__What is being asked__
Output the entries below exactly as written, omitting pictures.

[Rows from a figure dataset]
»»
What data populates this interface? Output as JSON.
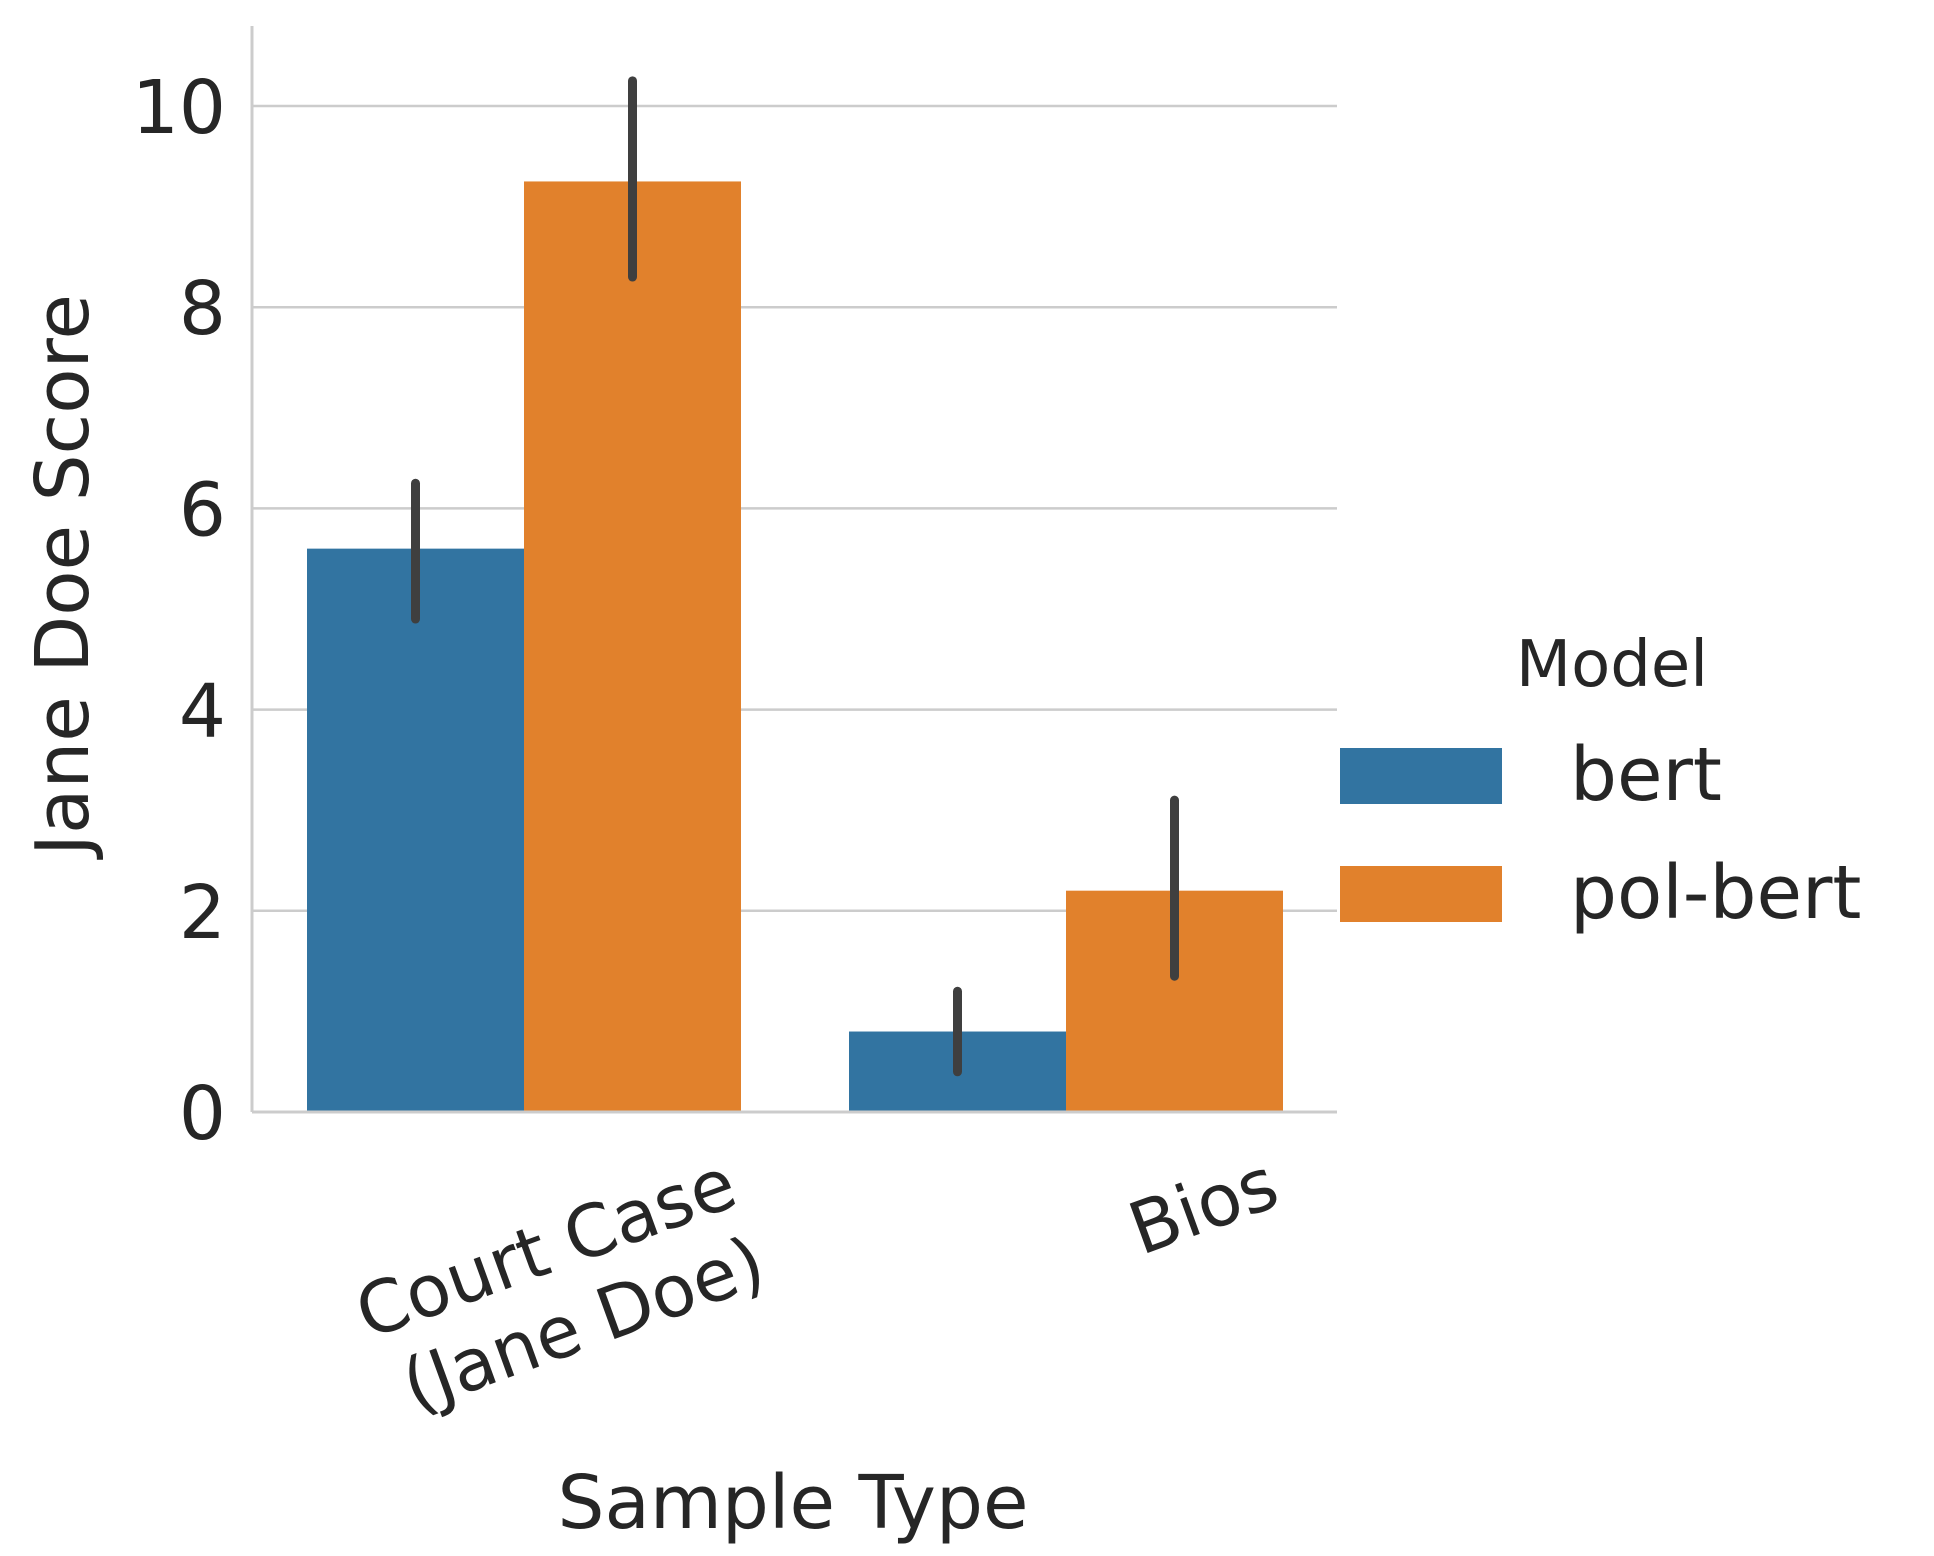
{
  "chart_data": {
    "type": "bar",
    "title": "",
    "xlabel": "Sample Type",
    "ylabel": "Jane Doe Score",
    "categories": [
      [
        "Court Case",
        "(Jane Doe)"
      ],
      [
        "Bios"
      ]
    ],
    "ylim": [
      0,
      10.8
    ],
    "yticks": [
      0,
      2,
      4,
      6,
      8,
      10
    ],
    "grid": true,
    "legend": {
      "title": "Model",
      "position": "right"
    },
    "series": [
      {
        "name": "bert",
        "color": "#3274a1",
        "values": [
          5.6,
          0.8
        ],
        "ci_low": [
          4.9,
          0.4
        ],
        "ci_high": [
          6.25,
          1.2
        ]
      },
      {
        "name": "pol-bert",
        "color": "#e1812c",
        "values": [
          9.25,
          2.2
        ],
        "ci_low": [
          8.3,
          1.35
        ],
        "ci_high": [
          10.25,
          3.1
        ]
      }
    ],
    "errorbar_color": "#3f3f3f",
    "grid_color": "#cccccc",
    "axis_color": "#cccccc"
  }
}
««
__Reply__
What data populates this interface? Output as JSON.
{
  "chart_data": {
    "type": "bar",
    "title": "",
    "xlabel": "Sample Type",
    "ylabel": "Jane Doe Score",
    "categories": [
      [
        "Court Case",
        "(Jane Doe)"
      ],
      [
        "Bios"
      ]
    ],
    "ylim": [
      0,
      10.8
    ],
    "yticks": [
      0,
      2,
      4,
      6,
      8,
      10
    ],
    "grid": true,
    "legend": {
      "title": "Model",
      "position": "right"
    },
    "series": [
      {
        "name": "bert",
        "color": "#3274a1",
        "values": [
          5.6,
          0.8
        ],
        "ci_low": [
          4.9,
          0.4
        ],
        "ci_high": [
          6.25,
          1.2
        ]
      },
      {
        "name": "pol-bert",
        "color": "#e1812c",
        "values": [
          9.25,
          2.2
        ],
        "ci_low": [
          8.3,
          1.35
        ],
        "ci_high": [
          10.25,
          3.1
        ]
      }
    ],
    "errorbar_color": "#3f3f3f",
    "grid_color": "#cccccc",
    "axis_color": "#cccccc"
  }
}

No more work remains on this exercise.